Convert the records from their first line through the line containing "lot-marker: 31 — [645, 98, 656, 109]" into a JSON list of strings, with one string per line and blank lines left out. Include only those lines.

___ Dataset rows

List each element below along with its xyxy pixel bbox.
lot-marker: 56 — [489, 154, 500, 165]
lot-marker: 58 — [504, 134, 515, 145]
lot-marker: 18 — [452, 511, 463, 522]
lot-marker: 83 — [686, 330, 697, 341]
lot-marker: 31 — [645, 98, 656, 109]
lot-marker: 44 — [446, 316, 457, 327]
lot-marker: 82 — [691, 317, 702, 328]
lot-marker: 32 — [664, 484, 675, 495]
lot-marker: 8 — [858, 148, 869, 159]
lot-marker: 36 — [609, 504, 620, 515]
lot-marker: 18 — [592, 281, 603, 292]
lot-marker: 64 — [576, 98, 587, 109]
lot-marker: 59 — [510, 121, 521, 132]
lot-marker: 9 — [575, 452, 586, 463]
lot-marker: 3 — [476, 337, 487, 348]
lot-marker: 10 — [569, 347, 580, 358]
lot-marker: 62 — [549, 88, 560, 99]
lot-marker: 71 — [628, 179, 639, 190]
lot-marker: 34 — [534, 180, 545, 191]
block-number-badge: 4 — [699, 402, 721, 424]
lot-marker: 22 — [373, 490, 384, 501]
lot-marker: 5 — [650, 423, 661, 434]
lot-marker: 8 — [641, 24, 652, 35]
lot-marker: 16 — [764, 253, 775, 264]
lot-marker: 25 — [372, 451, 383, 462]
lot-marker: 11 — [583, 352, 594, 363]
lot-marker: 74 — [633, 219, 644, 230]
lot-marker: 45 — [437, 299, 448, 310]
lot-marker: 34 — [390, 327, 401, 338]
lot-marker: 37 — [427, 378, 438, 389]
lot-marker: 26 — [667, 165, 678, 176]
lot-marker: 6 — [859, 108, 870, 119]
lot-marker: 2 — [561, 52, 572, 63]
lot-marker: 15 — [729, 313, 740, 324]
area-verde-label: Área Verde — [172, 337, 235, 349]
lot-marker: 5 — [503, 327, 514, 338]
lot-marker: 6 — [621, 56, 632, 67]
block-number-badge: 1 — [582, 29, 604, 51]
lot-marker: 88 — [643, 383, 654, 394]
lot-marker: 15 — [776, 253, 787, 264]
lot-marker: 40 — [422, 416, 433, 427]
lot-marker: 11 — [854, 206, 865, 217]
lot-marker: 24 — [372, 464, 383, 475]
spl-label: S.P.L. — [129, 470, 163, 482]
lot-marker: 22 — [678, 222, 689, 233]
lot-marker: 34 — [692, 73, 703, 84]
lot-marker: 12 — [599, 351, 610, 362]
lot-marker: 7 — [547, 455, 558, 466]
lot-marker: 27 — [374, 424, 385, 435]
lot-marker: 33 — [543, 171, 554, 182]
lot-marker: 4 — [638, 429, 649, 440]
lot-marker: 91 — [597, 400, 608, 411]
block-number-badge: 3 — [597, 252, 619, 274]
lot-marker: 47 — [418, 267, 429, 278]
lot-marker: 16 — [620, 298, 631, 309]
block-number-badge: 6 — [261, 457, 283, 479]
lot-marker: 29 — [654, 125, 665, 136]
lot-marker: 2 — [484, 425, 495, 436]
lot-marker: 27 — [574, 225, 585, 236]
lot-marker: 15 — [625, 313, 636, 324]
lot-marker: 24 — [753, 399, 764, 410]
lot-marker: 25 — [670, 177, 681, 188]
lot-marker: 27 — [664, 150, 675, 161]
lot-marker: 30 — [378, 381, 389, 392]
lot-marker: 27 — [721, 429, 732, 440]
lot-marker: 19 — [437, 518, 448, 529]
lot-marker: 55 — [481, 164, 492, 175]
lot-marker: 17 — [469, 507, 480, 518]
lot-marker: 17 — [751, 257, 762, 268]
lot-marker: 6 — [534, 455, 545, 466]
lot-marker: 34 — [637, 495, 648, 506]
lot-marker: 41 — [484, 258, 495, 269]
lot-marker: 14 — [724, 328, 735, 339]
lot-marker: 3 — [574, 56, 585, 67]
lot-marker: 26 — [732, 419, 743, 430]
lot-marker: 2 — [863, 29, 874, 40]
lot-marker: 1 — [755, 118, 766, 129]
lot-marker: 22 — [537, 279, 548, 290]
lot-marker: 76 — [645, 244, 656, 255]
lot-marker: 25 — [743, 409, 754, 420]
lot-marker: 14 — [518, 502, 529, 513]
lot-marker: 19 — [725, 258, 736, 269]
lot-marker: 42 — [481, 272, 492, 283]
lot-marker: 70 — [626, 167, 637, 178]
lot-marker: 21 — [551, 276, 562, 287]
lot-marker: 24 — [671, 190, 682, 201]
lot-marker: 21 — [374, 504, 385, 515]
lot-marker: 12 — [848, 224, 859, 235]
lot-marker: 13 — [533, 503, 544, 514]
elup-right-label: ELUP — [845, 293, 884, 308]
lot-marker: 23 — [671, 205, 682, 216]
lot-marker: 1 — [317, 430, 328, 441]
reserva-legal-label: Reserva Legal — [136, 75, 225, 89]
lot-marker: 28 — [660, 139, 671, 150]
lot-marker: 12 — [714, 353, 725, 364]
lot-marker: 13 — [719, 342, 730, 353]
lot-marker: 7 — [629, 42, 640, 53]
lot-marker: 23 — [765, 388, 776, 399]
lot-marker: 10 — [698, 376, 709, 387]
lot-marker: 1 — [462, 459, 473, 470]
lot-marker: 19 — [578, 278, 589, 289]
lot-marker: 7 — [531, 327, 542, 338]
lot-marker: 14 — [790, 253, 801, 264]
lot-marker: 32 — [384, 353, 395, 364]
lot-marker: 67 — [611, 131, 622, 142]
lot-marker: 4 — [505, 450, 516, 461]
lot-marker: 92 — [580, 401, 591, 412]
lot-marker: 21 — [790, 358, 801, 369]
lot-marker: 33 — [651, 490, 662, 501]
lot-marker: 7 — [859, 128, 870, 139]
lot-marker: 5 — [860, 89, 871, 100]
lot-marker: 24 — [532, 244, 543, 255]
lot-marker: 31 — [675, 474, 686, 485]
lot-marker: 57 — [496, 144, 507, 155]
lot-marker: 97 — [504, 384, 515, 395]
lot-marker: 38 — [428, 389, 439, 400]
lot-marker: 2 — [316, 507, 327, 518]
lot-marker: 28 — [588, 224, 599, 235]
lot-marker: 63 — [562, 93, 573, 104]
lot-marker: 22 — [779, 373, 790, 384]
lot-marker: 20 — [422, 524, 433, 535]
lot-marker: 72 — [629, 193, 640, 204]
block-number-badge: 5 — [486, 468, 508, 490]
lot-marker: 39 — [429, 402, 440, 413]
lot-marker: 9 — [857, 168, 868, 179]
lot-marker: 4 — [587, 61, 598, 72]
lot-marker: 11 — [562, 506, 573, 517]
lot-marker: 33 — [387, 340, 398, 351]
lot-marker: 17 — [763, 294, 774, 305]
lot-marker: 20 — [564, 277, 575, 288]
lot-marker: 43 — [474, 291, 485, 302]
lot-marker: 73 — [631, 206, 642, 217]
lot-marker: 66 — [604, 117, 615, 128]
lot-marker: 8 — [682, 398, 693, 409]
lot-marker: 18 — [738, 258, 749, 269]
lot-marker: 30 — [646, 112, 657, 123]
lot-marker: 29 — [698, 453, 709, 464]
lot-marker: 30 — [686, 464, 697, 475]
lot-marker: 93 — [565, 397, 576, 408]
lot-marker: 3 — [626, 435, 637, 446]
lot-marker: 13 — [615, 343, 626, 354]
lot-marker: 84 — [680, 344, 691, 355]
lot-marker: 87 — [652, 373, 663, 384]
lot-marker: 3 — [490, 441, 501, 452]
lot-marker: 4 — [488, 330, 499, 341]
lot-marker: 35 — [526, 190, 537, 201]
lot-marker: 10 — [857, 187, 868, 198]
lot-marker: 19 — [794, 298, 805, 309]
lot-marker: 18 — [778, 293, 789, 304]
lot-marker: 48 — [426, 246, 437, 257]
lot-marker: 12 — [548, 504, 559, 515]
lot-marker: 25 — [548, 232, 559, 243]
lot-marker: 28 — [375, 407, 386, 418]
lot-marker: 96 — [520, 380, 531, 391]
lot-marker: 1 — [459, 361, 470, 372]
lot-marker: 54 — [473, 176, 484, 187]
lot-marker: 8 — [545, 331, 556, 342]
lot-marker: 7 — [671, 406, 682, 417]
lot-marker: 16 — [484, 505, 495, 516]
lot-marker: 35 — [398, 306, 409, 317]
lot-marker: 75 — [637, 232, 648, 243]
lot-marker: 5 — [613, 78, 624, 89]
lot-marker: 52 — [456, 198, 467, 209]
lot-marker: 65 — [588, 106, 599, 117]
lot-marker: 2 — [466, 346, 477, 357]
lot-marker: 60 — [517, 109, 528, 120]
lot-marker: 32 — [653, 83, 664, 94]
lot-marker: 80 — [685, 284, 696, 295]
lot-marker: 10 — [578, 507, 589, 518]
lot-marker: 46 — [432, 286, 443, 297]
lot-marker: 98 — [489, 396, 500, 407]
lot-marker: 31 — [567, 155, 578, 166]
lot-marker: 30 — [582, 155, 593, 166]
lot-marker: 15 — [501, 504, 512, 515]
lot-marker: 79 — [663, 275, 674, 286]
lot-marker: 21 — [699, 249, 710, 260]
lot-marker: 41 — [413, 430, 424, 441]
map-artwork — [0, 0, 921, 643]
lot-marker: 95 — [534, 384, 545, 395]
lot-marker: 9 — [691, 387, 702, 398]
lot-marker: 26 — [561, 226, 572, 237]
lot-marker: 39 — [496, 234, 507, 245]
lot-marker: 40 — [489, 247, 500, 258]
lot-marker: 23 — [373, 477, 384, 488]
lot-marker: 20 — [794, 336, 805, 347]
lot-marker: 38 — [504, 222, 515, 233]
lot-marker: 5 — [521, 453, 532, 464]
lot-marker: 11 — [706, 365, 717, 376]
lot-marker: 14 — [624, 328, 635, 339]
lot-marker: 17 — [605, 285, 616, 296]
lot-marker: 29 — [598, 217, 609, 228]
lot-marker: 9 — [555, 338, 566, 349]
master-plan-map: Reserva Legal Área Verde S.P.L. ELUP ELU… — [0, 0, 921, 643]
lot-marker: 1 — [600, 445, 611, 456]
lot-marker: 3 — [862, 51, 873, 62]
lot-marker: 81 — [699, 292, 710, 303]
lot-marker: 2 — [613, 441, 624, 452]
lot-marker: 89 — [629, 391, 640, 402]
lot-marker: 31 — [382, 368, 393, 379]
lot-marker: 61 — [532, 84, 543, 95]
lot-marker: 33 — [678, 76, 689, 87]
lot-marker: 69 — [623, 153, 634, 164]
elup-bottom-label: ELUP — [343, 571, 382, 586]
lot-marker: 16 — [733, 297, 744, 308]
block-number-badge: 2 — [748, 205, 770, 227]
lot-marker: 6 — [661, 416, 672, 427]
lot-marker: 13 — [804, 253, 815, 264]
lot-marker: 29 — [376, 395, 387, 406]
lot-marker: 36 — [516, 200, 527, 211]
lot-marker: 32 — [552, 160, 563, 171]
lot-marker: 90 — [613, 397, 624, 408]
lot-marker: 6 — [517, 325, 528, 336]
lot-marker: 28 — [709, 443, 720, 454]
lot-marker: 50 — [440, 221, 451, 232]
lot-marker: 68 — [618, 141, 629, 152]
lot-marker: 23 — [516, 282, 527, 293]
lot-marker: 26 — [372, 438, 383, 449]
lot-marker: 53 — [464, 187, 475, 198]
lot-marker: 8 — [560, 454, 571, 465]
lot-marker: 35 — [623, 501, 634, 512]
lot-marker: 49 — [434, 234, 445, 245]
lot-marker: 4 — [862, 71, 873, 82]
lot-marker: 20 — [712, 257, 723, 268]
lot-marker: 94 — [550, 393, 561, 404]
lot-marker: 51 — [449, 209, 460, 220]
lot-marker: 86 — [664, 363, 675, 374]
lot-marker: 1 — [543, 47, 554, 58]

______

◆ Answer
[
  "List each element below along with its xyxy pixel bbox.",
  "lot-marker: 56 — [489, 154, 500, 165]",
  "lot-marker: 58 — [504, 134, 515, 145]",
  "lot-marker: 18 — [452, 511, 463, 522]",
  "lot-marker: 83 — [686, 330, 697, 341]",
  "lot-marker: 31 — [645, 98, 656, 109]"
]